(Figure content listings)
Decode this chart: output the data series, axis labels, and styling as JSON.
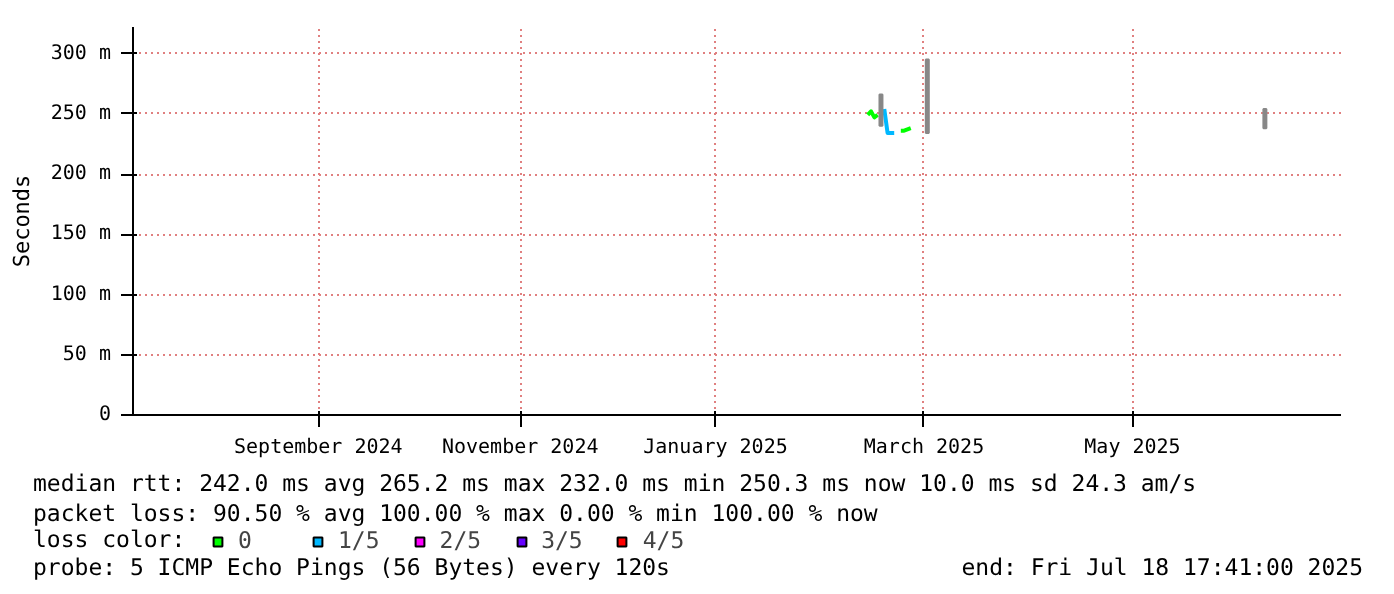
{
  "chart_data": {
    "type": "line",
    "ylabel": "Seconds",
    "legend_title": "loss color:",
    "x": [
      "2025-02-25",
      "2025-02-26",
      "2025-02-27",
      "2025-02-28",
      "2025-03-01",
      "2025-03-02",
      "2025-03-03",
      "2025-03-05",
      "2025-03-07",
      "2025-03-08",
      "2025-03-10"
    ],
    "series": [
      {
        "name": "0",
        "color": "#00ff00",
        "values": [
          249,
          252,
          247,
          249,
          null,
          null,
          null,
          null,
          236,
          236,
          238
        ]
      },
      {
        "name": "1/5",
        "color": "#00b8ff",
        "values": [
          null,
          null,
          null,
          null,
          null,
          254,
          234,
          234,
          null,
          null,
          null
        ]
      },
      {
        "name": "2/5",
        "color": "#ff00ff",
        "values": [
          null,
          null,
          null,
          null,
          null,
          null,
          null,
          null,
          null,
          null,
          null
        ]
      },
      {
        "name": "3/5",
        "color": "#6600ff",
        "values": [
          null,
          null,
          null,
          null,
          null,
          null,
          null,
          null,
          null,
          null,
          null
        ]
      },
      {
        "name": "4/5",
        "color": "#ff0000",
        "values": [
          null,
          null,
          null,
          null,
          null,
          null,
          null,
          null,
          null,
          null,
          null
        ]
      },
      {
        "type": "bar",
        "color": "#888888",
        "x": [
          "2025-03-01",
          "2025-03-15",
          "2025-06-25"
        ],
        "base": [
          240,
          234,
          238
        ],
        "values": [
          26,
          61,
          16
        ]
      }
    ],
    "xlim": [
      "2024-07-18",
      "2025-07-18"
    ],
    "xticks": [
      {
        "value": "2024-09-12",
        "label": "September 2024"
      },
      {
        "value": "2024-11-12",
        "label": "November 2024"
      },
      {
        "value": "2025-01-10",
        "label": "January 2025"
      },
      {
        "value": "2025-03-14",
        "label": "March 2025"
      },
      {
        "value": "2025-05-16",
        "label": "May 2025"
      }
    ],
    "ylim": [
      0,
      322
    ],
    "yticks": [
      0,
      {
        "value": 50,
        "label": "50 m"
      },
      {
        "value": 100,
        "label": "100 m"
      },
      {
        "value": 150,
        "label": "150 m"
      },
      {
        "value": 200,
        "label": "200 m"
      },
      {
        "value": 250,
        "label": "250 m"
      },
      {
        "value": 300,
        "label": "300 m"
      }
    ],
    "grid": true,
    "legend": "bottom",
    "annotations": [
      "median rtt:  242.0 ms avg  265.2 ms max  232.0 ms min  250.3 ms now  10.0 ms sd  24.3   am/s",
      "packet loss: 90.50 % avg  100.00 % max  0.00 % min  100.00 % now",
      "probe:       5 ICMP Echo Pings (56 Bytes) every 120s",
      "end: Fri Jul 18 17:41:00 2025"
    ]
  }
}
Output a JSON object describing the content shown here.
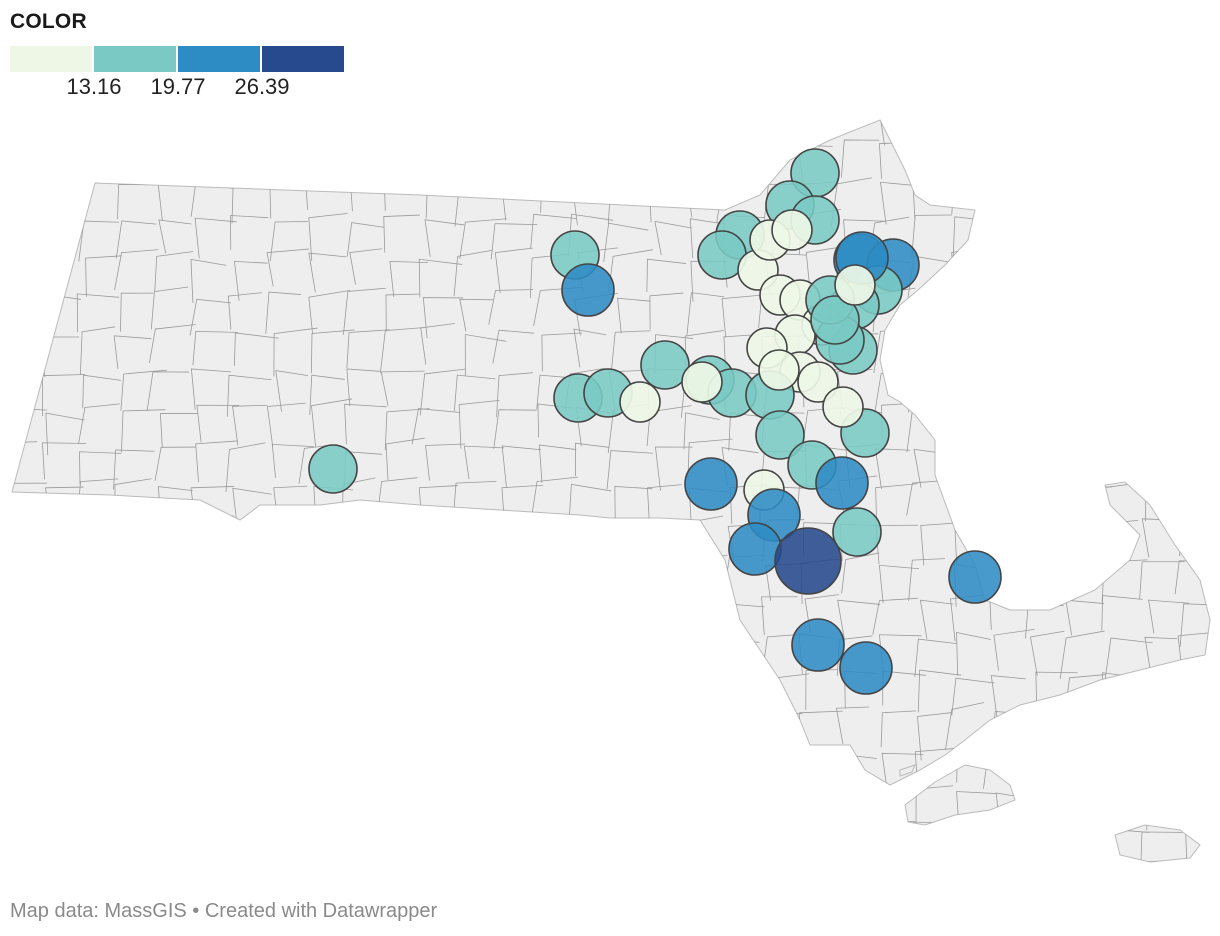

-- EXERCISE DIRECTIONS --
Each line of the data should be quoted exactly, with pictures left out.

-- RESPONSE --
Decode this chart: output the data series, axis labels, and styling as JSON.
{
  "chart_data": {
    "type": "line",
    "ylabel": "Seconds",
    "legend_title": "loss color:",
    "x": [
      "2025-02-25",
      "2025-02-26",
      "2025-02-27",
      "2025-02-28",
      "2025-03-01",
      "2025-03-02",
      "2025-03-03",
      "2025-03-05",
      "2025-03-07",
      "2025-03-08",
      "2025-03-10"
    ],
    "series": [
      {
        "name": "0",
        "color": "#00ff00",
        "values": [
          249,
          252,
          247,
          249,
          null,
          null,
          null,
          null,
          236,
          236,
          238
        ]
      },
      {
        "name": "1/5",
        "color": "#00b8ff",
        "values": [
          null,
          null,
          null,
          null,
          null,
          254,
          234,
          234,
          null,
          null,
          null
        ]
      },
      {
        "name": "2/5",
        "color": "#ff00ff",
        "values": [
          null,
          null,
          null,
          null,
          null,
          null,
          null,
          null,
          null,
          null,
          null
        ]
      },
      {
        "name": "3/5",
        "color": "#6600ff",
        "values": [
          null,
          null,
          null,
          null,
          null,
          null,
          null,
          null,
          null,
          null,
          null
        ]
      },
      {
        "name": "4/5",
        "color": "#ff0000",
        "values": [
          null,
          null,
          null,
          null,
          null,
          null,
          null,
          null,
          null,
          null,
          null
        ]
      },
      {
        "type": "bar",
        "color": "#888888",
        "x": [
          "2025-03-01",
          "2025-03-15",
          "2025-06-25"
        ],
        "base": [
          240,
          234,
          238
        ],
        "values": [
          26,
          61,
          16
        ]
      }
    ],
    "xlim": [
      "2024-07-18",
      "2025-07-18"
    ],
    "xticks": [
      {
        "value": "2024-09-12",
        "label": "September 2024"
      },
      {
        "value": "2024-11-12",
        "label": "November 2024"
      },
      {
        "value": "2025-01-10",
        "label": "January 2025"
      },
      {
        "value": "2025-03-14",
        "label": "March 2025"
      },
      {
        "value": "2025-05-16",
        "label": "May 2025"
      }
    ],
    "ylim": [
      0,
      322
    ],
    "yticks": [
      0,
      {
        "value": 50,
        "label": "50 m"
      },
      {
        "value": 100,
        "label": "100 m"
      },
      {
        "value": 150,
        "label": "150 m"
      },
      {
        "value": 200,
        "label": "200 m"
      },
      {
        "value": 250,
        "label": "250 m"
      },
      {
        "value": 300,
        "label": "300 m"
      }
    ],
    "grid": true,
    "legend": "bottom",
    "annotations": [
      "median rtt:  242.0 ms avg  265.2 ms max  232.0 ms min  250.3 ms now  10.0 ms sd  24.3   am/s",
      "packet loss: 90.50 % avg  100.00 % max  0.00 % min  100.00 % now",
      "probe:       5 ICMP Echo Pings (56 Bytes) every 120s",
      "end: Fri Jul 18 17:41:00 2025"
    ]
  }
}
Output a JSON object describing the content shown here.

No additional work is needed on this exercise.